* BEGIN DATA SUPPLIED *
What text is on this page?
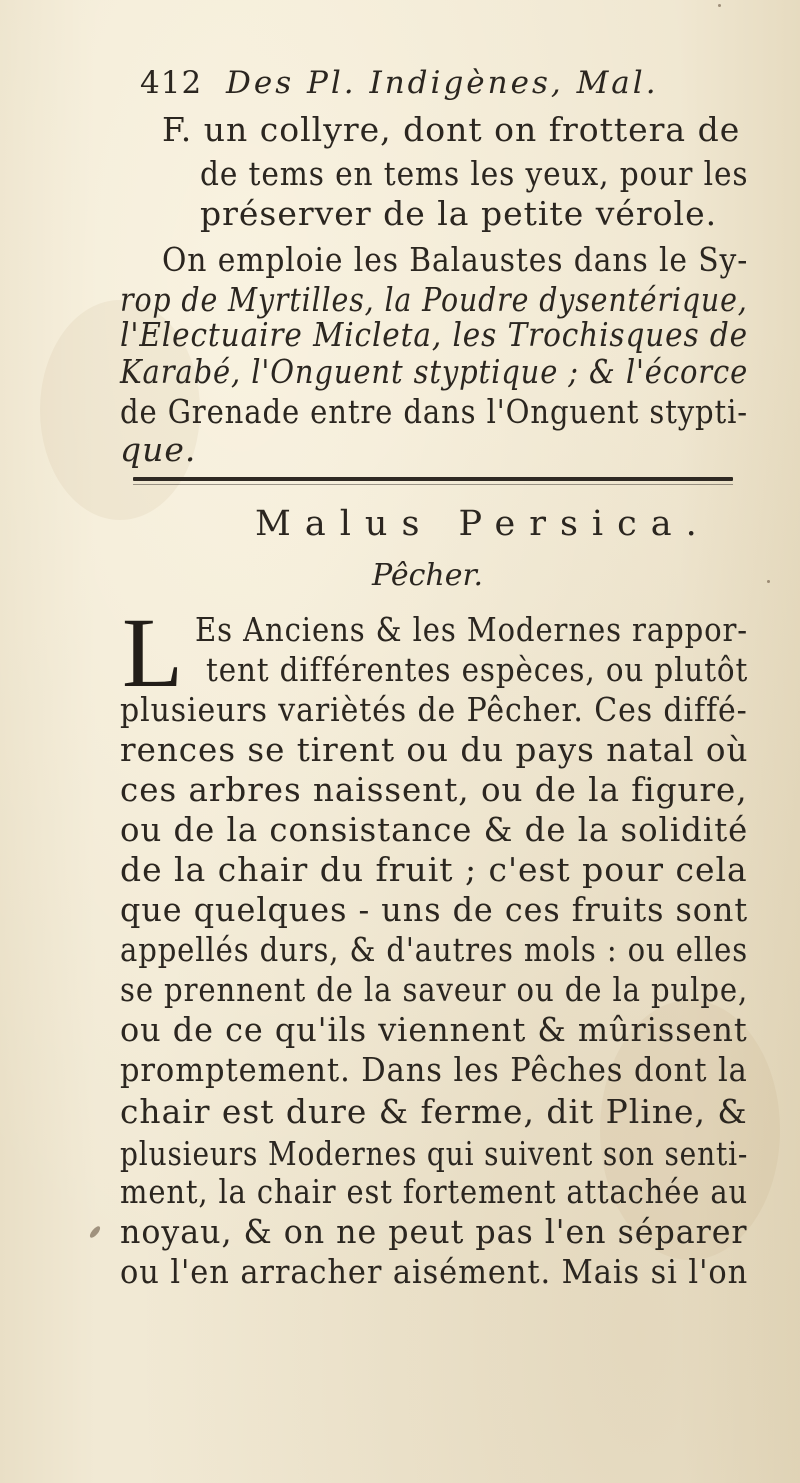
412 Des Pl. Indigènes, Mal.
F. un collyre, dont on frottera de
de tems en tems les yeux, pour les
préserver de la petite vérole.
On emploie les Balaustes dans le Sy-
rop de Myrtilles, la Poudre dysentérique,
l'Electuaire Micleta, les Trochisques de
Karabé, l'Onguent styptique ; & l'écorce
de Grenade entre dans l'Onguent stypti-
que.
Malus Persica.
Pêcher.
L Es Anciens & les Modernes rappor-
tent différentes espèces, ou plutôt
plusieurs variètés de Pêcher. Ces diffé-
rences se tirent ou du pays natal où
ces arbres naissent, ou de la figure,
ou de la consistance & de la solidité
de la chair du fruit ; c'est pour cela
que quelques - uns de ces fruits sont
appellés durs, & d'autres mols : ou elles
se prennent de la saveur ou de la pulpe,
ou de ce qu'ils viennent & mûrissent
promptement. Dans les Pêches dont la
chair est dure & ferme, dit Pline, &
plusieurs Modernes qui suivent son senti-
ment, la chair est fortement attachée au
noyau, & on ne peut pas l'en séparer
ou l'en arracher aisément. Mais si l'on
* END DATA SUPPLIED *
WORK TO COMPLETE -
Quote the data above in full and without alteration; skip the pictures.

CORRECT OUTPUT -
What text is on this page?
412 Des Pl. Indigènes, Mal.
F. un collyre, dont on frottera de
de tems en tems les yeux, pour les
préserver de la petite vérole.
On emploie les Balaustes dans le Sy-
rop de Myrtilles, la Poudre dysentérique,
l'Electuaire Micleta, les Trochisques de
Karabé, l'Onguent styptique ; & l'écorce
de Grenade entre dans l'Onguent stypti-
que.
Malus Persica.
Pêcher.
L Es Anciens & les Modernes rappor-
tent différentes espèces, ou plutôt
plusieurs variètés de Pêcher. Ces diffé-
rences se tirent ou du pays natal où
ces arbres naissent, ou de la figure,
ou de la consistance & de la solidité
de la chair du fruit ; c'est pour cela
que quelques - uns de ces fruits sont
appellés durs, & d'autres mols : ou elles
se prennent de la saveur ou de la pulpe,
ou de ce qu'ils viennent & mûrissent
promptement. Dans les Pêches dont la
chair est dure & ferme, dit Pline, &
plusieurs Modernes qui suivent son senti-
ment, la chair est fortement attachée au
noyau, & on ne peut pas l'en séparer
ou l'en arracher aisément. Mais si l'on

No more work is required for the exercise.